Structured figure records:

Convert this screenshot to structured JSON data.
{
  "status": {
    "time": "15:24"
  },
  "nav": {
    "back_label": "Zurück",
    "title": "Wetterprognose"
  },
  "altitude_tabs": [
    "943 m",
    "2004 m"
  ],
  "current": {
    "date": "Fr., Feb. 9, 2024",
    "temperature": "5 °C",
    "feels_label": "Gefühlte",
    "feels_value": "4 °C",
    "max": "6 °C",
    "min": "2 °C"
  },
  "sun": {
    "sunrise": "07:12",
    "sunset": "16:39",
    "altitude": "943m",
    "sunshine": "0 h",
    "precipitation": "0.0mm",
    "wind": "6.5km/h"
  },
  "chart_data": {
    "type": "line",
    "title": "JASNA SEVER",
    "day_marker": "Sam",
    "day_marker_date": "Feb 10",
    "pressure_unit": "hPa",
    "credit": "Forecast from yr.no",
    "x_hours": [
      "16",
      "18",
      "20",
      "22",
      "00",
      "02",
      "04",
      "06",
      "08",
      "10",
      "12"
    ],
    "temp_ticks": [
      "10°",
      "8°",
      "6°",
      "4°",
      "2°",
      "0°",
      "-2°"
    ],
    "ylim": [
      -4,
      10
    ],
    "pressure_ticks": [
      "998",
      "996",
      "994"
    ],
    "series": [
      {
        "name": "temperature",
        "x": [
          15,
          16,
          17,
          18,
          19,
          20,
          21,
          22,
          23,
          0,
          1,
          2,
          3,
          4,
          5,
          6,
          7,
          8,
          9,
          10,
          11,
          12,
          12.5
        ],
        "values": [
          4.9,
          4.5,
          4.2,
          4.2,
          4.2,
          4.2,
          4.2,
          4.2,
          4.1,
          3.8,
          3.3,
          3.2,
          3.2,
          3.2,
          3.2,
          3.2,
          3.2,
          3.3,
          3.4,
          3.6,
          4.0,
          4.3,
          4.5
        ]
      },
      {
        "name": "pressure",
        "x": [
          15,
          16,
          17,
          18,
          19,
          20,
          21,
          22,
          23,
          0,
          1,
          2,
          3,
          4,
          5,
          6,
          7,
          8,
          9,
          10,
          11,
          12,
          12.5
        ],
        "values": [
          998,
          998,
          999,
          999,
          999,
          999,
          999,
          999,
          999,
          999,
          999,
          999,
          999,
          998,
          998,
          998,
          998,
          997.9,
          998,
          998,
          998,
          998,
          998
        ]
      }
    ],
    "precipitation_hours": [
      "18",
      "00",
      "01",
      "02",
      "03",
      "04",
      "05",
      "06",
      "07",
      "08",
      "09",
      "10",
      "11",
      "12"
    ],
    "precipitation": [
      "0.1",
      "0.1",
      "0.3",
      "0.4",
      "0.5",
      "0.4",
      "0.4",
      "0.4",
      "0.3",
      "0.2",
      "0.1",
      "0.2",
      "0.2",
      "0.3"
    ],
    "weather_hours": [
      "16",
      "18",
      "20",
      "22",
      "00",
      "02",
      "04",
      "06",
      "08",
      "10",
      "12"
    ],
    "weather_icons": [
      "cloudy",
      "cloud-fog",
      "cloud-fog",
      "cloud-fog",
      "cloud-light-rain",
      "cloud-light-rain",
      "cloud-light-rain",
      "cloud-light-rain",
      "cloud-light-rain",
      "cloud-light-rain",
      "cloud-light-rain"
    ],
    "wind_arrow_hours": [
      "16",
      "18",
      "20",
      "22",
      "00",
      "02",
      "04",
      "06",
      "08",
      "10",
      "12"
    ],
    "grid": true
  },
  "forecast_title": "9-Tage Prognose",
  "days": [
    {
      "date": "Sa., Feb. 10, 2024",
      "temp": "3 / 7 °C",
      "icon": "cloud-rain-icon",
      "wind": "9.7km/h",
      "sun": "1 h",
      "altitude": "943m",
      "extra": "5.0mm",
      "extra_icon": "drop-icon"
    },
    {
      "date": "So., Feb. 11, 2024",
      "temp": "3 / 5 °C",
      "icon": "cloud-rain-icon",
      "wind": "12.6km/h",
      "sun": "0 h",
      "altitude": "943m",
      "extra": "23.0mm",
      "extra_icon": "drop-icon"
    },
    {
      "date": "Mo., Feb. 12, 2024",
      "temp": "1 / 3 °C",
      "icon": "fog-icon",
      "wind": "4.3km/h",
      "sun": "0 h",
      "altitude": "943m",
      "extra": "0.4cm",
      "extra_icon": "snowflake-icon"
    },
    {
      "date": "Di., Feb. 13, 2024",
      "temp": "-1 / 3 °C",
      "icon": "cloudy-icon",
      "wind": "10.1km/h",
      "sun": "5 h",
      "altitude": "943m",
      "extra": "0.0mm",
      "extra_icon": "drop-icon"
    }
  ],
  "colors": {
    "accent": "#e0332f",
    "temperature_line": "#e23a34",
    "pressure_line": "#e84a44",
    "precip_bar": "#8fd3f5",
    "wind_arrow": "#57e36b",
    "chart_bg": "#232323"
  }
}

### Request
Retype all of the material above with every character intact.

### Answer
Convert this screenshot to structured JSON data.
{
  "status": {
    "time": "15:24"
  },
  "nav": {
    "back_label": "Zurück",
    "title": "Wetterprognose"
  },
  "altitude_tabs": [
    "943 m",
    "2004 m"
  ],
  "current": {
    "date": "Fr., Feb. 9, 2024",
    "temperature": "5 °C",
    "feels_label": "Gefühlte",
    "feels_value": "4 °C",
    "max": "6 °C",
    "min": "2 °C"
  },
  "sun": {
    "sunrise": "07:12",
    "sunset": "16:39",
    "altitude": "943m",
    "sunshine": "0 h",
    "precipitation": "0.0mm",
    "wind": "6.5km/h"
  },
  "chart_data": {
    "type": "line",
    "title": "JASNA SEVER",
    "day_marker": "Sam",
    "day_marker_date": "Feb 10",
    "pressure_unit": "hPa",
    "credit": "Forecast from yr.no",
    "x_hours": [
      "16",
      "18",
      "20",
      "22",
      "00",
      "02",
      "04",
      "06",
      "08",
      "10",
      "12"
    ],
    "temp_ticks": [
      "10°",
      "8°",
      "6°",
      "4°",
      "2°",
      "0°",
      "-2°"
    ],
    "ylim": [
      -4,
      10
    ],
    "pressure_ticks": [
      "998",
      "996",
      "994"
    ],
    "series": [
      {
        "name": "temperature",
        "x": [
          15,
          16,
          17,
          18,
          19,
          20,
          21,
          22,
          23,
          0,
          1,
          2,
          3,
          4,
          5,
          6,
          7,
          8,
          9,
          10,
          11,
          12,
          12.5
        ],
        "values": [
          4.9,
          4.5,
          4.2,
          4.2,
          4.2,
          4.2,
          4.2,
          4.2,
          4.1,
          3.8,
          3.3,
          3.2,
          3.2,
          3.2,
          3.2,
          3.2,
          3.2,
          3.3,
          3.4,
          3.6,
          4.0,
          4.3,
          4.5
        ]
      },
      {
        "name": "pressure",
        "x": [
          15,
          16,
          17,
          18,
          19,
          20,
          21,
          22,
          23,
          0,
          1,
          2,
          3,
          4,
          5,
          6,
          7,
          8,
          9,
          10,
          11,
          12,
          12.5
        ],
        "values": [
          998,
          998,
          999,
          999,
          999,
          999,
          999,
          999,
          999,
          999,
          999,
          999,
          999,
          998,
          998,
          998,
          998,
          997.9,
          998,
          998,
          998,
          998,
          998
        ]
      }
    ],
    "precipitation_hours": [
      "18",
      "00",
      "01",
      "02",
      "03",
      "04",
      "05",
      "06",
      "07",
      "08",
      "09",
      "10",
      "11",
      "12"
    ],
    "precipitation": [
      "0.1",
      "0.1",
      "0.3",
      "0.4",
      "0.5",
      "0.4",
      "0.4",
      "0.4",
      "0.3",
      "0.2",
      "0.1",
      "0.2",
      "0.2",
      "0.3"
    ],
    "weather_hours": [
      "16",
      "18",
      "20",
      "22",
      "00",
      "02",
      "04",
      "06",
      "08",
      "10",
      "12"
    ],
    "weather_icons": [
      "cloudy",
      "cloud-fog",
      "cloud-fog",
      "cloud-fog",
      "cloud-light-rain",
      "cloud-light-rain",
      "cloud-light-rain",
      "cloud-light-rain",
      "cloud-light-rain",
      "cloud-light-rain",
      "cloud-light-rain"
    ],
    "wind_arrow_hours": [
      "16",
      "18",
      "20",
      "22",
      "00",
      "02",
      "04",
      "06",
      "08",
      "10",
      "12"
    ],
    "grid": true
  },
  "forecast_title": "9-Tage Prognose",
  "days": [
    {
      "date": "Sa., Feb. 10, 2024",
      "temp": "3 / 7 °C",
      "icon": "cloud-rain-icon",
      "wind": "9.7km/h",
      "sun": "1 h",
      "altitude": "943m",
      "extra": "5.0mm",
      "extra_icon": "drop-icon"
    },
    {
      "date": "So., Feb. 11, 2024",
      "temp": "3 / 5 °C",
      "icon": "cloud-rain-icon",
      "wind": "12.6km/h",
      "sun": "0 h",
      "altitude": "943m",
      "extra": "23.0mm",
      "extra_icon": "drop-icon"
    },
    {
      "date": "Mo., Feb. 12, 2024",
      "temp": "1 / 3 °C",
      "icon": "fog-icon",
      "wind": "4.3km/h",
      "sun": "0 h",
      "altitude": "943m",
      "extra": "0.4cm",
      "extra_icon": "snowflake-icon"
    },
    {
      "date": "Di., Feb. 13, 2024",
      "temp": "-1 / 3 °C",
      "icon": "cloudy-icon",
      "wind": "10.1km/h",
      "sun": "5 h",
      "altitude": "943m",
      "extra": "0.0mm",
      "extra_icon": "drop-icon"
    }
  ],
  "colors": {
    "accent": "#e0332f",
    "temperature_line": "#e23a34",
    "pressure_line": "#e84a44",
    "precip_bar": "#8fd3f5",
    "wind_arrow": "#57e36b",
    "chart_bg": "#232323"
  }
}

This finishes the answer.